** BEGIN Records provided **
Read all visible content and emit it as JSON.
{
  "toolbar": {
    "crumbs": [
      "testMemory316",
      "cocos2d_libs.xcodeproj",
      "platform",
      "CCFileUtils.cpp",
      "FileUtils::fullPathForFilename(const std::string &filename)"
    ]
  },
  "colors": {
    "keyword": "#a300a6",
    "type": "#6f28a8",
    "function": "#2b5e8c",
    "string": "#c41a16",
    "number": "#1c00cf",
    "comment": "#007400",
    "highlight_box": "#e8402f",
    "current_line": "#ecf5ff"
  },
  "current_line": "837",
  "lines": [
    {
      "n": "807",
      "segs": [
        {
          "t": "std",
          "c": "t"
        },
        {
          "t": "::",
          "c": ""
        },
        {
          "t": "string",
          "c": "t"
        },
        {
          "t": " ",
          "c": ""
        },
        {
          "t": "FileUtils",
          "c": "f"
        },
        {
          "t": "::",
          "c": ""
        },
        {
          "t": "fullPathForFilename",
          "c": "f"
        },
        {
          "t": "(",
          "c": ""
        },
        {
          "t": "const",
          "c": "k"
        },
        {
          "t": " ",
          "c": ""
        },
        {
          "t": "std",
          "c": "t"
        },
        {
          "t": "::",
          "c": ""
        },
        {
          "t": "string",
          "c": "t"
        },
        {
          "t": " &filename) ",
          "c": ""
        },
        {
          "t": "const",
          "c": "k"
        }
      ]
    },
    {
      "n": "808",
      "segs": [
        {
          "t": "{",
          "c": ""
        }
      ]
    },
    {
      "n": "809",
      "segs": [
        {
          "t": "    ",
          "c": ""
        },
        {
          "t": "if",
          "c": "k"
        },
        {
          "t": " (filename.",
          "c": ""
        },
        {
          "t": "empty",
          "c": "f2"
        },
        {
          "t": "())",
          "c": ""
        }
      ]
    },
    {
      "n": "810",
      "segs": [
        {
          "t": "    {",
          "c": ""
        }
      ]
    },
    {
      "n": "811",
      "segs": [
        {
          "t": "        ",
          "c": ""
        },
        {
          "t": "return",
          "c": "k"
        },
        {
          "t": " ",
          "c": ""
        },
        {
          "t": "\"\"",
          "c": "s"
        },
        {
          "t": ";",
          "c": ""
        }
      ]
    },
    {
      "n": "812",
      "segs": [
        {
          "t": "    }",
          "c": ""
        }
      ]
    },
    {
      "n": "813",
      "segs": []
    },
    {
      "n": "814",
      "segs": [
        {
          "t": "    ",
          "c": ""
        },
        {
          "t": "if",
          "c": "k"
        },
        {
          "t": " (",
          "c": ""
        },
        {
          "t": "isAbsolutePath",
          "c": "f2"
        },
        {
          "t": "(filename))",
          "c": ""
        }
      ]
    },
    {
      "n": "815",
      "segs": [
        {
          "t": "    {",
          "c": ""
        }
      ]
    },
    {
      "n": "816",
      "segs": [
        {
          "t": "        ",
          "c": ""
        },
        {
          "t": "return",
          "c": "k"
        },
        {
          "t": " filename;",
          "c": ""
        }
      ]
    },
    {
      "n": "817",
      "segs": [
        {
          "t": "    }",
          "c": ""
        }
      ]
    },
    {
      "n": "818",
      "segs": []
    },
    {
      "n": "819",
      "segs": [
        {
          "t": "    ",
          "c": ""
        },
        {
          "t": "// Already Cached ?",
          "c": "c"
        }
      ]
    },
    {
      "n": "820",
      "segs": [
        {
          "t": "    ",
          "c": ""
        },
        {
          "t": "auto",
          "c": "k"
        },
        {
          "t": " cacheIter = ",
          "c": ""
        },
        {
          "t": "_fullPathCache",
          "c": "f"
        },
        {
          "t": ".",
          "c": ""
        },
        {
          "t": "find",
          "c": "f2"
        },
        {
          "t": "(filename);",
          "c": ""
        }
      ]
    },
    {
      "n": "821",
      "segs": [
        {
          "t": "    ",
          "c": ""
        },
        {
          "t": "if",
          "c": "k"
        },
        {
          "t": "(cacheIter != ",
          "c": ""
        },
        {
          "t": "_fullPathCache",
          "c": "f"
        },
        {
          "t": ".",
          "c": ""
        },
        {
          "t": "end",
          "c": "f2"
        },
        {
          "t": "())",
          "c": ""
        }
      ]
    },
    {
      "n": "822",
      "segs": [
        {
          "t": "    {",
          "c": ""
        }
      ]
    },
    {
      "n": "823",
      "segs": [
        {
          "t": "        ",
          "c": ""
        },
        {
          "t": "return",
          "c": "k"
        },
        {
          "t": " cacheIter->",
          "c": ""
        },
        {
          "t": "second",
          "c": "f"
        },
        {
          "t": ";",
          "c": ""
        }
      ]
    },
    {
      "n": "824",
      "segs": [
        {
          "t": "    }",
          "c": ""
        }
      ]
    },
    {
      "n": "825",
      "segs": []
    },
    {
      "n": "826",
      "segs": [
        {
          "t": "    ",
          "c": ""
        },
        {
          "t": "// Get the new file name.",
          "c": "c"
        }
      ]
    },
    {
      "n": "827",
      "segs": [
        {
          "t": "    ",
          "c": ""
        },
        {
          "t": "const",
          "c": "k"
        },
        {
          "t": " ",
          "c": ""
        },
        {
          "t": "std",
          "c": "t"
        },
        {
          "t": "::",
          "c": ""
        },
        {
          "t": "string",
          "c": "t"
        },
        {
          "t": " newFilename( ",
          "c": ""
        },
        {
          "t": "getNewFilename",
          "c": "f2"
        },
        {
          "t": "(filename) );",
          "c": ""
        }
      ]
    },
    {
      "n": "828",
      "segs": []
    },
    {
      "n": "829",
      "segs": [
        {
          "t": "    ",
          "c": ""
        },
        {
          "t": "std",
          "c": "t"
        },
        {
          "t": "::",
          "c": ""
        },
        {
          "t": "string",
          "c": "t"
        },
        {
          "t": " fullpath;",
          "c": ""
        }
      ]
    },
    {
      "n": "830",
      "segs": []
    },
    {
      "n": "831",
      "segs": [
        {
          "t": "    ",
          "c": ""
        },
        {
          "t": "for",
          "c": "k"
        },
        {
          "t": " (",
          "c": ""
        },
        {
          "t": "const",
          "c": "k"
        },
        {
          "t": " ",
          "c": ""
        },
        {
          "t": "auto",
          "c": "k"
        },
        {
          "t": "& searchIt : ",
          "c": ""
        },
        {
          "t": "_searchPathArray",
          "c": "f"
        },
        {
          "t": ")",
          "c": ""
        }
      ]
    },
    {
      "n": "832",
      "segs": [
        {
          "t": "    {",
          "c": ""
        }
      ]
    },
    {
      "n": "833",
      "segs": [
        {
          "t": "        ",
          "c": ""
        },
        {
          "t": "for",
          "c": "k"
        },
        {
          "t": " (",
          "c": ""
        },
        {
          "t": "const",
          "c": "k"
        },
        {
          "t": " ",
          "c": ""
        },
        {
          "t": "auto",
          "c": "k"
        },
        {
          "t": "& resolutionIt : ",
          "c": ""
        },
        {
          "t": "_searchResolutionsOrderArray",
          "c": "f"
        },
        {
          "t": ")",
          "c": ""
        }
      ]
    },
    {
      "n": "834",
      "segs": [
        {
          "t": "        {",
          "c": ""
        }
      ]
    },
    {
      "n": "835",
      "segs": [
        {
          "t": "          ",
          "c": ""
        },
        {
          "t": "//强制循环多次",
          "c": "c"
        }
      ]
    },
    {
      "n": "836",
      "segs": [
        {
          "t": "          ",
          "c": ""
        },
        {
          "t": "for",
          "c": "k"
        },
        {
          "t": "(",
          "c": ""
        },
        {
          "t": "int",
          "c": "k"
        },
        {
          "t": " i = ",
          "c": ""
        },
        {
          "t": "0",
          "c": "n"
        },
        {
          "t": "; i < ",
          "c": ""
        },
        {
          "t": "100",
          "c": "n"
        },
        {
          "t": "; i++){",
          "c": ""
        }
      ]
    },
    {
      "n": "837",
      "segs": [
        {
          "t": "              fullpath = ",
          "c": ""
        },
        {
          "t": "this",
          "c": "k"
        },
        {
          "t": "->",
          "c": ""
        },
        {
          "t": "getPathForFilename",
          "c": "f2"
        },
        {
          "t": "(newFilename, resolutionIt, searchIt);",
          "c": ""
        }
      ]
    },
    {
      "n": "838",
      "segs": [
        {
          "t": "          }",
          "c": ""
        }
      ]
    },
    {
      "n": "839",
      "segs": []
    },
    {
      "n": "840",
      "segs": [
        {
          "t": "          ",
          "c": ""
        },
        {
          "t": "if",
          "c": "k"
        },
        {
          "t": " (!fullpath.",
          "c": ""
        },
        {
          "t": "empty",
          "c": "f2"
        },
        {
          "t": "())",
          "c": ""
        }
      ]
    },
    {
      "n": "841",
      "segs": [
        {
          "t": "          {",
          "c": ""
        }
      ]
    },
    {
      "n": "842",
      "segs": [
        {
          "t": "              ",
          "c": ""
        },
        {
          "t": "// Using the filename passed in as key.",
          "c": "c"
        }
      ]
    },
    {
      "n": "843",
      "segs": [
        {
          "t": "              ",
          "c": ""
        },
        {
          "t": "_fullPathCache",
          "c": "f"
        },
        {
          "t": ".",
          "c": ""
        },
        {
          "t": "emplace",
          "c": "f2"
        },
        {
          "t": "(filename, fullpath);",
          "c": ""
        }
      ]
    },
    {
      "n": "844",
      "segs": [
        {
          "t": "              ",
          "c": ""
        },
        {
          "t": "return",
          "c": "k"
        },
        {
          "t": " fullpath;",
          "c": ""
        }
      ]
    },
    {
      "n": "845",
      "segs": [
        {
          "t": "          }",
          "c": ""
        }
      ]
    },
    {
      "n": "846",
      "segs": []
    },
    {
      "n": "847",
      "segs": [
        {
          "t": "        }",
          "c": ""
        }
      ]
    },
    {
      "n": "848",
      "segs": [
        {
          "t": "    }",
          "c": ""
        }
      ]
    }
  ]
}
** END Records provided **
> [Exercise brief] Return every line holding the word "searchIt" from the records.

> [Exercise solution]
          "t": "& searchIt : ",
          "t": "(newFilename, resolutionIt, searchIt);",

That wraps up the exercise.